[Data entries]
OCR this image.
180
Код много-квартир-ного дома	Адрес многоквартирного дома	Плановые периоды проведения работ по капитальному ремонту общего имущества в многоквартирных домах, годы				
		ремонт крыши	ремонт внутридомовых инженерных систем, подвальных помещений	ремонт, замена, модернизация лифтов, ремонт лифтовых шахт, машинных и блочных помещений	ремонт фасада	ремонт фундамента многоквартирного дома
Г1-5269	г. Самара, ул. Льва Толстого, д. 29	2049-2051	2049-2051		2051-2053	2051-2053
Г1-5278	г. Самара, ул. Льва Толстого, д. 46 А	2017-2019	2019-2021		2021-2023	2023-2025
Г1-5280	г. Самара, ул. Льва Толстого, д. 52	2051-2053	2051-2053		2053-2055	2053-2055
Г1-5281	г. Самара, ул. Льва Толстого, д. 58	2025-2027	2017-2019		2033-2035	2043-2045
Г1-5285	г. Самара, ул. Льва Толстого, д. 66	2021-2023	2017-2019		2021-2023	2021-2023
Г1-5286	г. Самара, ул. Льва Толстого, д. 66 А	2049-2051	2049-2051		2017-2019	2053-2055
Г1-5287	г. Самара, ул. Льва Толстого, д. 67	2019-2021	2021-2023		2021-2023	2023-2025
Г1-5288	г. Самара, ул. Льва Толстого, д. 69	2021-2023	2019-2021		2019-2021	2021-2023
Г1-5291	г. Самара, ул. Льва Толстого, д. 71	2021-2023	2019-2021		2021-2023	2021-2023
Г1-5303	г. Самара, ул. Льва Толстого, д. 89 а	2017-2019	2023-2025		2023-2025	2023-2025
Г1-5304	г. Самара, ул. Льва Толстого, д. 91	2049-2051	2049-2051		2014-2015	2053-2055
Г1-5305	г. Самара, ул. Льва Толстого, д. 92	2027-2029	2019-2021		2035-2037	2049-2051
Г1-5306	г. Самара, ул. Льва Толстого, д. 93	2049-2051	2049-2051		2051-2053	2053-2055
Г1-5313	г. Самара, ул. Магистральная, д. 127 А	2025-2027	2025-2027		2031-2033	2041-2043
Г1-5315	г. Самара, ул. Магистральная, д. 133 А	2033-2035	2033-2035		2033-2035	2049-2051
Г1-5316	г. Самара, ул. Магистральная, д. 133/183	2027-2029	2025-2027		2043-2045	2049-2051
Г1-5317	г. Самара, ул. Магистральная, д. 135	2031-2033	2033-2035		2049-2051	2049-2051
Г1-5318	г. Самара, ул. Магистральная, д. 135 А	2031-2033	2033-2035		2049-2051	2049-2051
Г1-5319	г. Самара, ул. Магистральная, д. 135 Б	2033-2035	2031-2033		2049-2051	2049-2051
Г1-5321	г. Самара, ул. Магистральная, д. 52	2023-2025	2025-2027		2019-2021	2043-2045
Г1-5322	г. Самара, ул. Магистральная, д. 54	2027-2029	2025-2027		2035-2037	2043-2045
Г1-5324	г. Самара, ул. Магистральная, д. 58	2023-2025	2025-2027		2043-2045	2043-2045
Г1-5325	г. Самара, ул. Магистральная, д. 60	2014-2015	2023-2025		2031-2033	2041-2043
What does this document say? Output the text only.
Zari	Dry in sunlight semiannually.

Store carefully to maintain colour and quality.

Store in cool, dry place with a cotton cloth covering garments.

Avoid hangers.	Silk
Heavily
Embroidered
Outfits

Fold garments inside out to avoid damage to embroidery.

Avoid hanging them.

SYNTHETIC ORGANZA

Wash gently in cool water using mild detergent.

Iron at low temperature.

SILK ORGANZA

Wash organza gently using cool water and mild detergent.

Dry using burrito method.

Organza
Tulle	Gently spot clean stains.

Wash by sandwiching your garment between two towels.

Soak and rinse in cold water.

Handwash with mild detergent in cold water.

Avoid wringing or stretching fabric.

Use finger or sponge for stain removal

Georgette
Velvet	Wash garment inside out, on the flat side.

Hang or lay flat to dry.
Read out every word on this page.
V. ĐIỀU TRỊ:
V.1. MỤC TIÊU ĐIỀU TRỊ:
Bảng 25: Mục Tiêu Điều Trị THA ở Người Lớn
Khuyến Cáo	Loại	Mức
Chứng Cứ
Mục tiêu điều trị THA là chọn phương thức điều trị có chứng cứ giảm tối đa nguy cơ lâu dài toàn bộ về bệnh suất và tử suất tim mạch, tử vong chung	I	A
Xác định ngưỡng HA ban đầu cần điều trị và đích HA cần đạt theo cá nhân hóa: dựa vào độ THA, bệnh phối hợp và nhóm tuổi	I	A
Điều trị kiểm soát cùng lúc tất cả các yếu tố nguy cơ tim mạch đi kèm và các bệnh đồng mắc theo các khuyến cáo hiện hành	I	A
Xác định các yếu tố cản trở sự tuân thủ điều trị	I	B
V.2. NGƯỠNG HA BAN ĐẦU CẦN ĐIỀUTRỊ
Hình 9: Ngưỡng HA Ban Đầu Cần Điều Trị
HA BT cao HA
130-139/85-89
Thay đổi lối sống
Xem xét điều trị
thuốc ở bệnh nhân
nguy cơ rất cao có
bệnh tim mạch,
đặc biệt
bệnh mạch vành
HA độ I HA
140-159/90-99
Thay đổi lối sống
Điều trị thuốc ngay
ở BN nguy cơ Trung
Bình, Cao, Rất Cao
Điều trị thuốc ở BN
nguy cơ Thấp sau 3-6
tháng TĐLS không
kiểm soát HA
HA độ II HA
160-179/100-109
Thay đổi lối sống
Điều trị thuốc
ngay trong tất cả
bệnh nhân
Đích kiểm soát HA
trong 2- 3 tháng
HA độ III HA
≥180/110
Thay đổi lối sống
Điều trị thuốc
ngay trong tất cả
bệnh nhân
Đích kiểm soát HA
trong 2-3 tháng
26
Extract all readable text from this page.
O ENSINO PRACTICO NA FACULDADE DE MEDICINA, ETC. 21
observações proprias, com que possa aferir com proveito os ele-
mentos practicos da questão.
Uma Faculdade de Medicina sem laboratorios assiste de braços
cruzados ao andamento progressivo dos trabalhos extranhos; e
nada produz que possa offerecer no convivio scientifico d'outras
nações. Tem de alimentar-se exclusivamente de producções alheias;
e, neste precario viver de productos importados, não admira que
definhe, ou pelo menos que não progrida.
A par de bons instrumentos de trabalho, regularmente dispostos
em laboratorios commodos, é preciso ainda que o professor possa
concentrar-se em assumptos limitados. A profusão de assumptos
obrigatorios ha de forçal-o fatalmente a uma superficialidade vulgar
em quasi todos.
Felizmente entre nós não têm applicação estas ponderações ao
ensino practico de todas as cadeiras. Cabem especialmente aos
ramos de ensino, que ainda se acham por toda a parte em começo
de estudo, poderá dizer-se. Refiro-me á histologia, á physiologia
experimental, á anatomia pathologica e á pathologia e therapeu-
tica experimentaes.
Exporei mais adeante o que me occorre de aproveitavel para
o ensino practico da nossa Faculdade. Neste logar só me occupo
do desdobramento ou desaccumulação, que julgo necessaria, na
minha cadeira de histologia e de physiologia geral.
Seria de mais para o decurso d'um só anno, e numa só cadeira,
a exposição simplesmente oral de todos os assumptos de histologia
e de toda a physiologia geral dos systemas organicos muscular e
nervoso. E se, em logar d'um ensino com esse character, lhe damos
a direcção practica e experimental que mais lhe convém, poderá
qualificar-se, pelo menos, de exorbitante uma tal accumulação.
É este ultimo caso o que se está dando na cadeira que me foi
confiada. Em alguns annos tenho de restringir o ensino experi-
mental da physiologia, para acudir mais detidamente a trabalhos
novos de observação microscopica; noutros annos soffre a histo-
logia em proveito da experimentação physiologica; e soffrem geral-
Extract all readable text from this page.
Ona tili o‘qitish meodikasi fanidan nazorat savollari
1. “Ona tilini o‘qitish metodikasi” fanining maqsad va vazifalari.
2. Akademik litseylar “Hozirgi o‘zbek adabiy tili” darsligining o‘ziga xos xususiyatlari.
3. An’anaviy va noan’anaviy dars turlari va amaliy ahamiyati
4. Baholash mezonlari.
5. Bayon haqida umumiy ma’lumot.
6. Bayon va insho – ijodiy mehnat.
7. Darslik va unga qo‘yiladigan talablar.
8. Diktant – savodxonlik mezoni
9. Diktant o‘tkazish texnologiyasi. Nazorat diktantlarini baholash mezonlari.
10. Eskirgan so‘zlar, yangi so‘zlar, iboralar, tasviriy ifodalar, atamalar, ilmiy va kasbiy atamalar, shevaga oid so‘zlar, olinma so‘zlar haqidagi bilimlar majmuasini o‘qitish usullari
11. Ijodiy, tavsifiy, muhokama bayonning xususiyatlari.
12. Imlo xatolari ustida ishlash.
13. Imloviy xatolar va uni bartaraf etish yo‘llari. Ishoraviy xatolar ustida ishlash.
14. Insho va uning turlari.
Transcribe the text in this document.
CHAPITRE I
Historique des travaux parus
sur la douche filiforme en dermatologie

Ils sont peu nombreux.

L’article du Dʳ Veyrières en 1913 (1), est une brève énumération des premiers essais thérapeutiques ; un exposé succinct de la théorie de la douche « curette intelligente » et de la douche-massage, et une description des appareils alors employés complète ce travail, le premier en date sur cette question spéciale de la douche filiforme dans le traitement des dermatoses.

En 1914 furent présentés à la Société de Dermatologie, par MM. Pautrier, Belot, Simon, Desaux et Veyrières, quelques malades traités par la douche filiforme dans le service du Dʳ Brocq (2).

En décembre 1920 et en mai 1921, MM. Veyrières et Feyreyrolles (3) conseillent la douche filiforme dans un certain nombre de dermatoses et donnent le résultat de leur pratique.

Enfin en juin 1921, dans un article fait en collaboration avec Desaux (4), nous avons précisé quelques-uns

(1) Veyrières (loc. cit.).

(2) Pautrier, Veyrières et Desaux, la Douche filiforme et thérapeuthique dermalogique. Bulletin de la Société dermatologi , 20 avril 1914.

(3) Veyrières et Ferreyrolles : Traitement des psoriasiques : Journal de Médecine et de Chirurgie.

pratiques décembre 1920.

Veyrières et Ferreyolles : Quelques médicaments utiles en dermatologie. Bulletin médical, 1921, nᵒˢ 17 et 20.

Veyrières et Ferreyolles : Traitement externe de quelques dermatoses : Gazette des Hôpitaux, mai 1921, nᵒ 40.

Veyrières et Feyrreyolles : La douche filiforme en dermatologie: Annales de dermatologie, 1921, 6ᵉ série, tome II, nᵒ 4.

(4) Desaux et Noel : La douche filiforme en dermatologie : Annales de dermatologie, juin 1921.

• [Do this]
Locate and copy each line in the data above that includes the word "experimental".

• [Final result]
experimental, á anatomia pathologica e á pathologia e therapeu-
a direcção practica e experimental que mais lhe convém, poderá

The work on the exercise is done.